▶ PROBLEM REQUIREMENTS:
Write every record out again exactly as given.

======== DATA SUPPLIED

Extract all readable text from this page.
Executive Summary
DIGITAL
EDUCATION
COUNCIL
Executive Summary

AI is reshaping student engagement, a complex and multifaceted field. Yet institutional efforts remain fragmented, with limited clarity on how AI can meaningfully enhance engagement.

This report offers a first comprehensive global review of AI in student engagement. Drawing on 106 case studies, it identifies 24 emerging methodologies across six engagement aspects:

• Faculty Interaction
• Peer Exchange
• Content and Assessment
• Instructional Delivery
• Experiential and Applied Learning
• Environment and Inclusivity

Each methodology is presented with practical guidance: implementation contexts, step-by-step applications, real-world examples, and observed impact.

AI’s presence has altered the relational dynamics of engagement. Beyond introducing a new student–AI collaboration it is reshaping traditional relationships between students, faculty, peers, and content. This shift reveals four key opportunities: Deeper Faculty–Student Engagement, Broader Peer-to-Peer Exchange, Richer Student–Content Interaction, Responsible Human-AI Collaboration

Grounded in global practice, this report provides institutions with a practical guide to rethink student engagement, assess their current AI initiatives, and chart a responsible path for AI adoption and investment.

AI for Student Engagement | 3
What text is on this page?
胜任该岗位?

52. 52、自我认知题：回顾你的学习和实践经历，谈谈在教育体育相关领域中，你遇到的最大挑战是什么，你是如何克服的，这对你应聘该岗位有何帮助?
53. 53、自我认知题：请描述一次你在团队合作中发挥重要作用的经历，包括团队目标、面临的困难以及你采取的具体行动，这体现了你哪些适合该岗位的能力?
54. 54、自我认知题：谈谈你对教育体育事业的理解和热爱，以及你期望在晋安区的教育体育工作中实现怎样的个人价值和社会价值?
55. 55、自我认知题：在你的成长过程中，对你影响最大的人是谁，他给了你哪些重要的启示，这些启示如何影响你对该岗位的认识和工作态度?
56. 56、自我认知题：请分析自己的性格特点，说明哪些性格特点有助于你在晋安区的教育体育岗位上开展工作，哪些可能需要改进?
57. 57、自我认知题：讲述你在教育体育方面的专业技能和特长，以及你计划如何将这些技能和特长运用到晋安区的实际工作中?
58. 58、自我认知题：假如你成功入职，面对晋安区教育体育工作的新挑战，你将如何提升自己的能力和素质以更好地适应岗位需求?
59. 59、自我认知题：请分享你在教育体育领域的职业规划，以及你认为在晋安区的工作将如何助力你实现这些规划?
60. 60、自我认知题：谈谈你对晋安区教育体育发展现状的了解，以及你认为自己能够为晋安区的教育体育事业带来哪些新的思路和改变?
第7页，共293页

================

▶ RESULT OF THE EXERCISE:
Extract all readable text from this page.
Executive Summary
DIGITAL
EDUCATION
COUNCIL
Executive Summary

AI is reshaping student engagement, a complex and multifaceted field. Yet institutional efforts remain fragmented, with limited clarity on how AI can meaningfully enhance engagement.

This report offers a first comprehensive global review of AI in student engagement. Drawing on 106 case studies, it identifies 24 emerging methodologies across six engagement aspects:

• Faculty Interaction
• Peer Exchange
• Content and Assessment
• Instructional Delivery
• Experiential and Applied Learning
• Environment and Inclusivity

Each methodology is presented with practical guidance: implementation contexts, step-by-step applications, real-world examples, and observed impact.

AI’s presence has altered the relational dynamics of engagement. Beyond introducing a new student–AI collaboration it is reshaping traditional relationships between students, faculty, peers, and content. This shift reveals four key opportunities: Deeper Faculty–Student Engagement, Broader Peer-to-Peer Exchange, Richer Student–Content Interaction, Responsible Human-AI Collaboration

Grounded in global practice, this report provides institutions with a practical guide to rethink student engagement, assess their current AI initiatives, and chart a responsible path for AI adoption and investment.

AI for Student Engagement | 3
What text is on this page?
胜任该岗位?

52. 52、自我认知题：回顾你的学习和实践经历，谈谈在教育体育相关领域中，你遇到的最大挑战是什么，你是如何克服的，这对你应聘该岗位有何帮助?
53. 53、自我认知题：请描述一次你在团队合作中发挥重要作用的经历，包括团队目标、面临的困难以及你采取的具体行动，这体现了你哪些适合该岗位的能力?
54. 54、自我认知题：谈谈你对教育体育事业的理解和热爱，以及你期望在晋安区的教育体育工作中实现怎样的个人价值和社会价值?
55. 55、自我认知题：在你的成长过程中，对你影响最大的人是谁，他给了你哪些重要的启示，这些启示如何影响你对该岗位的认识和工作态度?
56. 56、自我认知题：请分析自己的性格特点，说明哪些性格特点有助于你在晋安区的教育体育岗位上开展工作，哪些可能需要改进?
57. 57、自我认知题：讲述你在教育体育方面的专业技能和特长，以及你计划如何将这些技能和特长运用到晋安区的实际工作中?
58. 58、自我认知题：假如你成功入职，面对晋安区教育体育工作的新挑战，你将如何提升自己的能力和素质以更好地适应岗位需求?
59. 59、自我认知题：请分享你在教育体育领域的职业规划，以及你认为在晋安区的工作将如何助力你实现这些规划?
60. 60、自我认知题：谈谈你对晋安区教育体育发展现状的了解，以及你认为自己能够为晋安区的教育体育事业带来哪些新的思路和改变?
第7页，共293页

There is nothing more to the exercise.